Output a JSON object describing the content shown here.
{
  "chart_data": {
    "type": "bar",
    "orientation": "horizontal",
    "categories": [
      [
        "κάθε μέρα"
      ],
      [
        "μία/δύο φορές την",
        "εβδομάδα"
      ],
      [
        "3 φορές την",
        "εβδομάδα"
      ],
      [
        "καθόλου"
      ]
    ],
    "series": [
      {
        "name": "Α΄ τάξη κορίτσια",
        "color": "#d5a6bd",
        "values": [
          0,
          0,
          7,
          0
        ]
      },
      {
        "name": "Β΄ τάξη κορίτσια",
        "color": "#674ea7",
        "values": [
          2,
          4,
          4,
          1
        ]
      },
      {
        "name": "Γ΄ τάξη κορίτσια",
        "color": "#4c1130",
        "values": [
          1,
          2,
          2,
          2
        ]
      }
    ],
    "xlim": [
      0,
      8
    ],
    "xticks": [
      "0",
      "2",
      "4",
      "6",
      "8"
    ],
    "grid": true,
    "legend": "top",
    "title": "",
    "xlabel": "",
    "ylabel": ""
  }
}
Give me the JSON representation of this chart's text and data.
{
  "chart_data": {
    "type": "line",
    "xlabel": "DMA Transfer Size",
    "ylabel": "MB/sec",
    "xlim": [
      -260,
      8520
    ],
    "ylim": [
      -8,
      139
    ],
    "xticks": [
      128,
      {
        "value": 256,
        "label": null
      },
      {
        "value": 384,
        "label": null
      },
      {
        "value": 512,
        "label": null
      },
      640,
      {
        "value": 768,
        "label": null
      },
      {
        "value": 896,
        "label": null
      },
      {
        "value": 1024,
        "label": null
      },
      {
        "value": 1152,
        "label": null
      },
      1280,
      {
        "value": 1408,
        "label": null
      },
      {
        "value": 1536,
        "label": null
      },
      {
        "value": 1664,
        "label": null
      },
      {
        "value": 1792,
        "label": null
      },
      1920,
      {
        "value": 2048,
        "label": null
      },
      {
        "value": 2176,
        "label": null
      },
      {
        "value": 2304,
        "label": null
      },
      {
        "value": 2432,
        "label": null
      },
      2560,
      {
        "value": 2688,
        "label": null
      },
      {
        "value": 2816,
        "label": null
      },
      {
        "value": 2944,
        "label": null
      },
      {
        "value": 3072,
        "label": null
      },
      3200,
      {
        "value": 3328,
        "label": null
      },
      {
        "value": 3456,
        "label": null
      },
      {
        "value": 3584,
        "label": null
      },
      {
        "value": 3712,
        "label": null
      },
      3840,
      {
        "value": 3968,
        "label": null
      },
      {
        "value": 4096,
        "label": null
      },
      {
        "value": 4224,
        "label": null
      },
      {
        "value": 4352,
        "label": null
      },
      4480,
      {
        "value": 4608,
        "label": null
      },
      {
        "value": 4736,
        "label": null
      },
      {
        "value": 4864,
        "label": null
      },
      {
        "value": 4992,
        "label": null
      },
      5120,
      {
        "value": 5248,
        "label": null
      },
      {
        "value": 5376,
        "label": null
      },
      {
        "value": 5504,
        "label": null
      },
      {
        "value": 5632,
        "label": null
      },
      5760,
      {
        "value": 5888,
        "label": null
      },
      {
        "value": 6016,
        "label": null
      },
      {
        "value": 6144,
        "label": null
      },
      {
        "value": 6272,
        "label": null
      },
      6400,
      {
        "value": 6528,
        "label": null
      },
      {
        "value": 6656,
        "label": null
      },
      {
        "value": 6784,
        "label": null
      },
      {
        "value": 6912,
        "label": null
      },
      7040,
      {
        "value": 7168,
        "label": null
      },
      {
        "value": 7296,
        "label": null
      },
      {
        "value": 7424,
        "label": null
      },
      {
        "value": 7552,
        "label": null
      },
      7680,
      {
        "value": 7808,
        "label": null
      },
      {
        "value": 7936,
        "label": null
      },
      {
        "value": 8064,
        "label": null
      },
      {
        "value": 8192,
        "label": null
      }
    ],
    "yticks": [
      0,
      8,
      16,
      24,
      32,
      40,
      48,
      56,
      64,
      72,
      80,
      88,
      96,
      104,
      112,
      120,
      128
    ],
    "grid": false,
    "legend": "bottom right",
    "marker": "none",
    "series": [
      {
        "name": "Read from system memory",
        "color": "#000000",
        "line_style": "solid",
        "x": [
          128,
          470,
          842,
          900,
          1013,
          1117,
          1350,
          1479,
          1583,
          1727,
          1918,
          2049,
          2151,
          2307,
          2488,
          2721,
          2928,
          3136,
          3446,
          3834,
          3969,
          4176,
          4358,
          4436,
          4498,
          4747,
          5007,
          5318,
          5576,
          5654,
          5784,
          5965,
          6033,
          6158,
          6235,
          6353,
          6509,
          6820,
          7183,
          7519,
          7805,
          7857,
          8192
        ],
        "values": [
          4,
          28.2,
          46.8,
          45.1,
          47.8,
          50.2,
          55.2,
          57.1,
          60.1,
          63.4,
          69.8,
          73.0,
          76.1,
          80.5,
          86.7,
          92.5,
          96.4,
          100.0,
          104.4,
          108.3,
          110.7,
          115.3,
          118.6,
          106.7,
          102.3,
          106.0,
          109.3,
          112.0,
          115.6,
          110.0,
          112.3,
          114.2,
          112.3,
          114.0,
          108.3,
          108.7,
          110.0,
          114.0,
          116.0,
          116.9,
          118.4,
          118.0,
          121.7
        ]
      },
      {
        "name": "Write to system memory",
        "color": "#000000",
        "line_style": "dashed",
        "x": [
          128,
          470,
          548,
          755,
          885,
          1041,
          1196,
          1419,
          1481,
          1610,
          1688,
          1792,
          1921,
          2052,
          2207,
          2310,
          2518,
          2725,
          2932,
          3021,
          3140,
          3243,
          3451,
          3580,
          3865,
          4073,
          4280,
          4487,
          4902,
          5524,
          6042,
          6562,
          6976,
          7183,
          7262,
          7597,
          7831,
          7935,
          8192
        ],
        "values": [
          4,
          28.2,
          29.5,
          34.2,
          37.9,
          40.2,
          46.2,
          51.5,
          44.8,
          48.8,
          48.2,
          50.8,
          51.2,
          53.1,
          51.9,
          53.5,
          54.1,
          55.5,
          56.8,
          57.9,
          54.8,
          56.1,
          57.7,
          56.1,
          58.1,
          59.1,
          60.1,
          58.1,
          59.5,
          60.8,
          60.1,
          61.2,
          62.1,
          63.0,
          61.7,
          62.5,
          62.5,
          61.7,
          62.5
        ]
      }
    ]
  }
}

Exercise instructions — Each line above must be reproduced exactly as it stands.

Response to this exercise —
Output a JSON object describing the content shown here.
{
  "chart_data": {
    "type": "bar",
    "orientation": "horizontal",
    "categories": [
      [
        "κάθε μέρα"
      ],
      [
        "μία/δύο φορές την",
        "εβδομάδα"
      ],
      [
        "3 φορές την",
        "εβδομάδα"
      ],
      [
        "καθόλου"
      ]
    ],
    "series": [
      {
        "name": "Α΄ τάξη κορίτσια",
        "color": "#d5a6bd",
        "values": [
          0,
          0,
          7,
          0
        ]
      },
      {
        "name": "Β΄ τάξη κορίτσια",
        "color": "#674ea7",
        "values": [
          2,
          4,
          4,
          1
        ]
      },
      {
        "name": "Γ΄ τάξη κορίτσια",
        "color": "#4c1130",
        "values": [
          1,
          2,
          2,
          2
        ]
      }
    ],
    "xlim": [
      0,
      8
    ],
    "xticks": [
      "0",
      "2",
      "4",
      "6",
      "8"
    ],
    "grid": true,
    "legend": "top",
    "title": "",
    "xlabel": "",
    "ylabel": ""
  }
}
Give me the JSON representation of this chart's text and data.
{
  "chart_data": {
    "type": "line",
    "xlabel": "DMA Transfer Size",
    "ylabel": "MB/sec",
    "xlim": [
      -260,
      8520
    ],
    "ylim": [
      -8,
      139
    ],
    "xticks": [
      128,
      {
        "value": 256,
        "label": null
      },
      {
        "value": 384,
        "label": null
      },
      {
        "value": 512,
        "label": null
      },
      640,
      {
        "value": 768,
        "label": null
      },
      {
        "value": 896,
        "label": null
      },
      {
        "value": 1024,
        "label": null
      },
      {
        "value": 1152,
        "label": null
      },
      1280,
      {
        "value": 1408,
        "label": null
      },
      {
        "value": 1536,
        "label": null
      },
      {
        "value": 1664,
        "label": null
      },
      {
        "value": 1792,
        "label": null
      },
      1920,
      {
        "value": 2048,
        "label": null
      },
      {
        "value": 2176,
        "label": null
      },
      {
        "value": 2304,
        "label": null
      },
      {
        "value": 2432,
        "label": null
      },
      2560,
      {
        "value": 2688,
        "label": null
      },
      {
        "value": 2816,
        "label": null
      },
      {
        "value": 2944,
        "label": null
      },
      {
        "value": 3072,
        "label": null
      },
      3200,
      {
        "value": 3328,
        "label": null
      },
      {
        "value": 3456,
        "label": null
      },
      {
        "value": 3584,
        "label": null
      },
      {
        "value": 3712,
        "label": null
      },
      3840,
      {
        "value": 3968,
        "label": null
      },
      {
        "value": 4096,
        "label": null
      },
      {
        "value": 4224,
        "label": null
      },
      {
        "value": 4352,
        "label": null
      },
      4480,
      {
        "value": 4608,
        "label": null
      },
      {
        "value": 4736,
        "label": null
      },
      {
        "value": 4864,
        "label": null
      },
      {
        "value": 4992,
        "label": null
      },
      5120,
      {
        "value": 5248,
        "label": null
      },
      {
        "value": 5376,
        "label": null
      },
      {
        "value": 5504,
        "label": null
      },
      {
        "value": 5632,
        "label": null
      },
      5760,
      {
        "value": 5888,
        "label": null
      },
      {
        "value": 6016,
        "label": null
      },
      {
        "value": 6144,
        "label": null
      },
      {
        "value": 6272,
        "label": null
      },
      6400,
      {
        "value": 6528,
        "label": null
      },
      {
        "value": 6656,
        "label": null
      },
      {
        "value": 6784,
        "label": null
      },
      {
        "value": 6912,
        "label": null
      },
      7040,
      {
        "value": 7168,
        "label": null
      },
      {
        "value": 7296,
        "label": null
      },
      {
        "value": 7424,
        "label": null
      },
      {
        "value": 7552,
        "label": null
      },
      7680,
      {
        "value": 7808,
        "label": null
      },
      {
        "value": 7936,
        "label": null
      },
      {
        "value": 8064,
        "label": null
      },
      {
        "value": 8192,
        "label": null
      }
    ],
    "yticks": [
      0,
      8,
      16,
      24,
      32,
      40,
      48,
      56,
      64,
      72,
      80,
      88,
      96,
      104,
      112,
      120,
      128
    ],
    "grid": false,
    "legend": "bottom right",
    "marker": "none",
    "series": [
      {
        "name": "Read from system memory",
        "color": "#000000",
        "line_style": "solid",
        "x": [
          128,
          470,
          842,
          900,
          1013,
          1117,
          1350,
          1479,
          1583,
          1727,
          1918,
          2049,
          2151,
          2307,
          2488,
          2721,
          2928,
          3136,
          3446,
          3834,
          3969,
          4176,
          4358,
          4436,
          4498,
          4747,
          5007,
          5318,
          5576,
          5654,
          5784,
          5965,
          6033,
          6158,
          6235,
          6353,
          6509,
          6820,
          7183,
          7519,
          7805,
          7857,
          8192
        ],
        "values": [
          4,
          28.2,
          46.8,
          45.1,
          47.8,
          50.2,
          55.2,
          57.1,
          60.1,
          63.4,
          69.8,
          73.0,
          76.1,
          80.5,
          86.7,
          92.5,
          96.4,
          100.0,
          104.4,
          108.3,
          110.7,
          115.3,
          118.6,
          106.7,
          102.3,
          106.0,
          109.3,
          112.0,
          115.6,
          110.0,
          112.3,
          114.2,
          112.3,
          114.0,
          108.3,
          108.7,
          110.0,
          114.0,
          116.0,
          116.9,
          118.4,
          118.0,
          121.7
        ]
      },
      {
        "name": "Write to system memory",
        "color": "#000000",
        "line_style": "dashed",
        "x": [
          128,
          470,
          548,
          755,
          885,
          1041,
          1196,
          1419,
          1481,
          1610,
          1688,
          1792,
          1921,
          2052,
          2207,
          2310,
          2518,
          2725,
          2932,
          3021,
          3140,
          3243,
          3451,
          3580,
          3865,
          4073,
          4280,
          4487,
          4902,
          5524,
          6042,
          6562,
          6976,
          7183,
          7262,
          7597,
          7831,
          7935,
          8192
        ],
        "values": [
          4,
          28.2,
          29.5,
          34.2,
          37.9,
          40.2,
          46.2,
          51.5,
          44.8,
          48.8,
          48.2,
          50.8,
          51.2,
          53.1,
          51.9,
          53.5,
          54.1,
          55.5,
          56.8,
          57.9,
          54.8,
          56.1,
          57.7,
          56.1,
          58.1,
          59.1,
          60.1,
          58.1,
          59.5,
          60.8,
          60.1,
          61.2,
          62.1,
          63.0,
          61.7,
          62.5,
          62.5,
          61.7,
          62.5
        ]
      }
    ]
  }
}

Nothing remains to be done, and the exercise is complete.